- **WHAT NEEDS TO BE DONE**
Copy out all lines where "label" appears.

[Items listed in a dataset]
# # #

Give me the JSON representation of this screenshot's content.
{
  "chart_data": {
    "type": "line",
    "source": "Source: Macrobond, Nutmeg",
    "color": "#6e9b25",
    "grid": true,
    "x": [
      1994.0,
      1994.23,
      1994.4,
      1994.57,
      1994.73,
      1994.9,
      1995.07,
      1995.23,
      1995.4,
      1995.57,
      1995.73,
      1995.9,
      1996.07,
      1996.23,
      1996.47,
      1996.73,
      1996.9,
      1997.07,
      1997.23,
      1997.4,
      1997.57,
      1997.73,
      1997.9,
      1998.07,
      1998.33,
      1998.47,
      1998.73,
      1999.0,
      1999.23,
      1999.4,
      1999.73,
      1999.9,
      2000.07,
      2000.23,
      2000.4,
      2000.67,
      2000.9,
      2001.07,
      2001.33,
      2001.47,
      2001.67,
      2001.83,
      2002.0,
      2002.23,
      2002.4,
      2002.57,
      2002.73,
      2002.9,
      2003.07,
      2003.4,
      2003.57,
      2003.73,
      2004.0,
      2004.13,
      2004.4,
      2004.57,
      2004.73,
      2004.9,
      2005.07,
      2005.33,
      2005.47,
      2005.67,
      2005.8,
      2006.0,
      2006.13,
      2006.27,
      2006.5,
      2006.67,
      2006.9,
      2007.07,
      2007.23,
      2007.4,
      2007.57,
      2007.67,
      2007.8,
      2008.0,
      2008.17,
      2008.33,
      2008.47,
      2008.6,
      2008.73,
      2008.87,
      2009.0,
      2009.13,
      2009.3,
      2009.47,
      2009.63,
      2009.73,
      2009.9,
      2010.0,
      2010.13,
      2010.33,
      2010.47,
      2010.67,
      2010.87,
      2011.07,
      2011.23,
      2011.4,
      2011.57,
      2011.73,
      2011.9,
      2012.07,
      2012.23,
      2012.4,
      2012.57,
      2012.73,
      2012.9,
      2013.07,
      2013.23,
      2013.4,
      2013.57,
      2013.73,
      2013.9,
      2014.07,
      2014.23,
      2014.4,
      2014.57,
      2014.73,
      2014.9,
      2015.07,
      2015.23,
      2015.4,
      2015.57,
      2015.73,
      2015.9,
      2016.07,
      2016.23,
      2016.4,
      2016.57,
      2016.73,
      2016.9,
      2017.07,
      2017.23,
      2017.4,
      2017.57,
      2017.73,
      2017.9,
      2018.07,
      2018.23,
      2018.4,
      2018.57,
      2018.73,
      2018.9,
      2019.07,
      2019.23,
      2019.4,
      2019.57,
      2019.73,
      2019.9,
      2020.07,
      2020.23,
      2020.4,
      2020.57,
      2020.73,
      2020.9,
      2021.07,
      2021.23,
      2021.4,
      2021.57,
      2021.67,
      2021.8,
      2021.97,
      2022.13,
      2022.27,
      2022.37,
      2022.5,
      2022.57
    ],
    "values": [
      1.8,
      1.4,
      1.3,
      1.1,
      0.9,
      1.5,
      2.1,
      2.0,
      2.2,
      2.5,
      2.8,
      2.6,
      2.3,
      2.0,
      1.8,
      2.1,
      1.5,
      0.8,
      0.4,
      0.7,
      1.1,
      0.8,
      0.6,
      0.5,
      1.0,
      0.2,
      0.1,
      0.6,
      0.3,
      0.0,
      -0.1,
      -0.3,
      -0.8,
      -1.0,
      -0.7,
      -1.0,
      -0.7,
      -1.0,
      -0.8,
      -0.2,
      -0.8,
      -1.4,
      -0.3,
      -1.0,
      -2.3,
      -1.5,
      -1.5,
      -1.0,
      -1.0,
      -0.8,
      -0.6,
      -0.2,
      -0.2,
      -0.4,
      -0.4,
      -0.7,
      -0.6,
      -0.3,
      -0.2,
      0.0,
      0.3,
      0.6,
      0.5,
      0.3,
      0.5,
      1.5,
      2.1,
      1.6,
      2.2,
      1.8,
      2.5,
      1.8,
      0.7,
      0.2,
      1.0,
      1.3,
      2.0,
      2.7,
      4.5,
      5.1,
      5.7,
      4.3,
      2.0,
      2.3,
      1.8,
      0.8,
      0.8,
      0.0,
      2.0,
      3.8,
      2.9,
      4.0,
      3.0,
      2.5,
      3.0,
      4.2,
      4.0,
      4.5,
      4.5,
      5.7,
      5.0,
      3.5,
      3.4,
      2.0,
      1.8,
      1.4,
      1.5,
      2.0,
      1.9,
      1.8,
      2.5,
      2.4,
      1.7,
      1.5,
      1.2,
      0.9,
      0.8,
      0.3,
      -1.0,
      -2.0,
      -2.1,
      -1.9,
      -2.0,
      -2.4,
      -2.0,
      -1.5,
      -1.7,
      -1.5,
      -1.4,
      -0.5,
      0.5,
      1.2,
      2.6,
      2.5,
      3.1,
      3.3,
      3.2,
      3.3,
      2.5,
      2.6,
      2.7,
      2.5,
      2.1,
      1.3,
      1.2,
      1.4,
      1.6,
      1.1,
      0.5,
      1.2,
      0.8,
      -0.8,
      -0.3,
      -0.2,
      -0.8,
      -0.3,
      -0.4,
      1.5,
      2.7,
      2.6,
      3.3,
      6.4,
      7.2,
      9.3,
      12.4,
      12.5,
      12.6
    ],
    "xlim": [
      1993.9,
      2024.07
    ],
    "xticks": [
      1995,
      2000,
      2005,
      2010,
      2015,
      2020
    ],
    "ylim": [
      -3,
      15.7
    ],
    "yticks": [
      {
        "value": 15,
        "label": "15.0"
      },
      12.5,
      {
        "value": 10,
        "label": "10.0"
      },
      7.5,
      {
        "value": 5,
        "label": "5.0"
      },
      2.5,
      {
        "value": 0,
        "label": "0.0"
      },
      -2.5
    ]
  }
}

# # #

- **RESULT BELOW**
        "label": "15.0"
        "label": "10.0"
        "label": "5.0"
        "label": "0.0"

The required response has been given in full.